_What you should do_.
Copy out each line that mentions the word "phtisie".

_Records for the exercise_.
-*-*-
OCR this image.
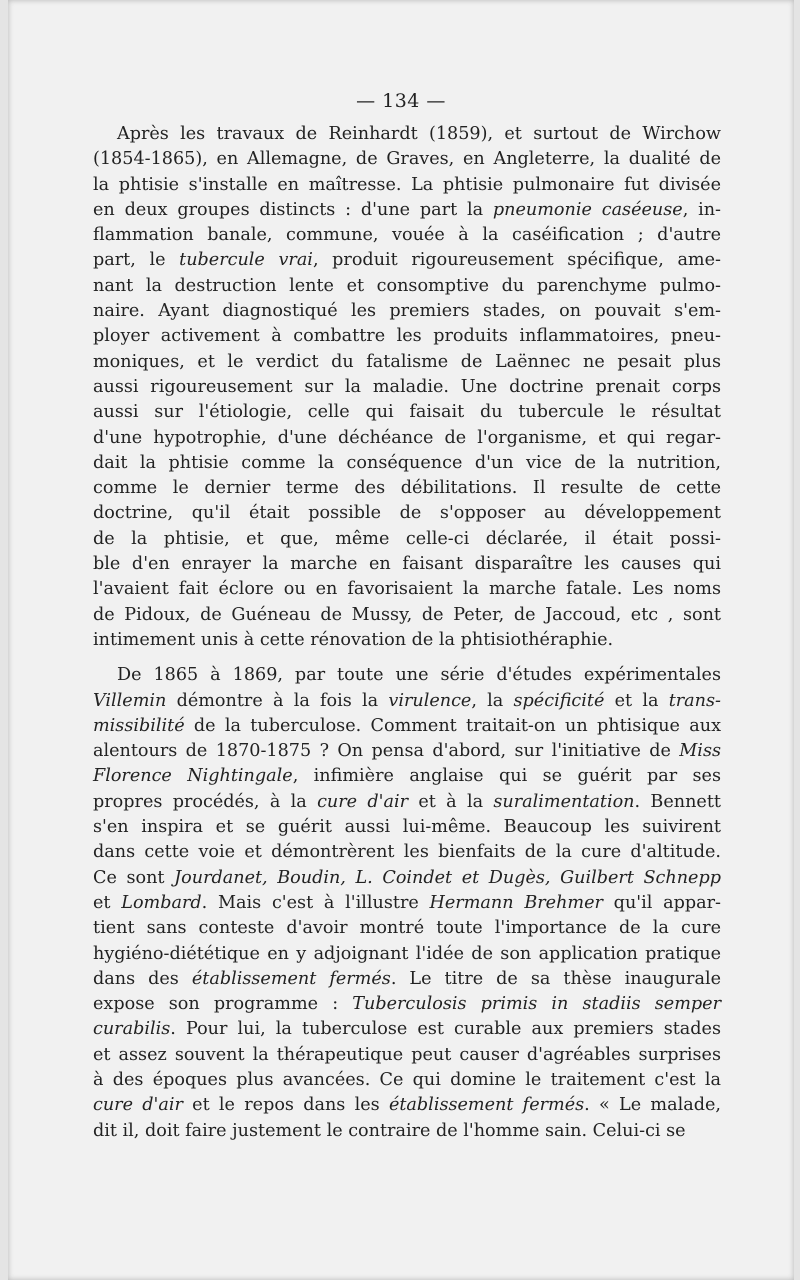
— 134 —

Après les travaux de Reinhardt (1859), et surtout de Wirchow
(1854-1865), en Allemagne, de Graves, en Angleterre, la dualité de
la phtisie s'installe en maîtresse. La phtisie pulmonaire fut divisée
en deux groupes distincts : d'une part la pneumonie caséeuse, in-
flammation banale, commune, vouée à la caséification ; d'autre
part, le tubercule vrai, produit rigoureusement spécifique, ame-
nant la destruction lente et consomptive du parenchyme pulmo-
naire. Ayant diagnostiqué les premiers stades, on pouvait s'em-
ployer activement à combattre les produits inflammatoires, pneu-
moniques, et le verdict du fatalisme de Laënnec ne pesait plus
aussi rigoureusement sur la maladie. Une doctrine prenait corps
aussi sur l'étiologie, celle qui faisait du tubercule le résultat
d'une hypotrophie, d'une déchéance de l'organisme, et qui regar-
dait la phtisie comme la conséquence d'un vice de la nutrition,
comme le dernier terme des débilitations. Il resulte de cette
doctrine, qu'il était possible de s'opposer au développement
de la phtisie, et que, même celle-ci déclarée, il était possi-
ble d'en enrayer la marche en faisant disparaître les causes qui
l'avaient fait éclore ou en favorisaient la marche fatale. Les noms
de Pidoux, de Guéneau de Mussy, de Peter, de Jaccoud, etc , sont
intimement unis à cette rénovation de la phtisiothéraphie.

De 1865 à 1869, par toute une série d'études expérimentales
Villemin démontre à la fois la virulence, la spécificité et la trans-
missibilité de la tuberculose. Comment traitait-on un phtisique aux
alentours de 1870-1875 ? On pensa d'abord, sur l'initiative de Miss
Florence Nightingale, infimière anglaise qui se guérit par ses
propres procédés, à la cure d'air et à la suralimentation. Bennett
s'en inspira et se guérit aussi lui-même. Beaucoup les suivirent
dans cette voie et démontrèrent les bienfaits de la cure d'altitude.
Ce sont Jourdanet, Boudin, L. Coindet et Dugès, Guilbert Schnepp
et Lombard. Mais c'est à l'illustre Hermann Brehmer qu'il appar-
tient sans conteste d'avoir montré toute l'importance de la cure
hygiéno-diététique en y adjoignant l'idée de son application pratique
dans des établissement fermés. Le titre de sa thèse inaugurale
expose son programme : Tuberculosis primis in stadiis semper
curabilis. Pour lui, la tuberculose est curable aux premiers stades
et assez souvent la thérapeutique peut causer d'agréables surprises
à des époques plus avancées. Ce qui domine le traitement c'est la
cure d'air et le repos dans les établissement fermés. « Le malade,
dit il, doit faire justement le contraire de l'homme sain. Celui-ci se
-*-*-
_Output for this task_.
la phtisie s'installe en maîtresse. La phtisie pulmonaire fut divisée
dait la phtisie comme la conséquence d'un vice de la nutrition,
de la phtisie, et que, même celle-ci déclarée, il était possi-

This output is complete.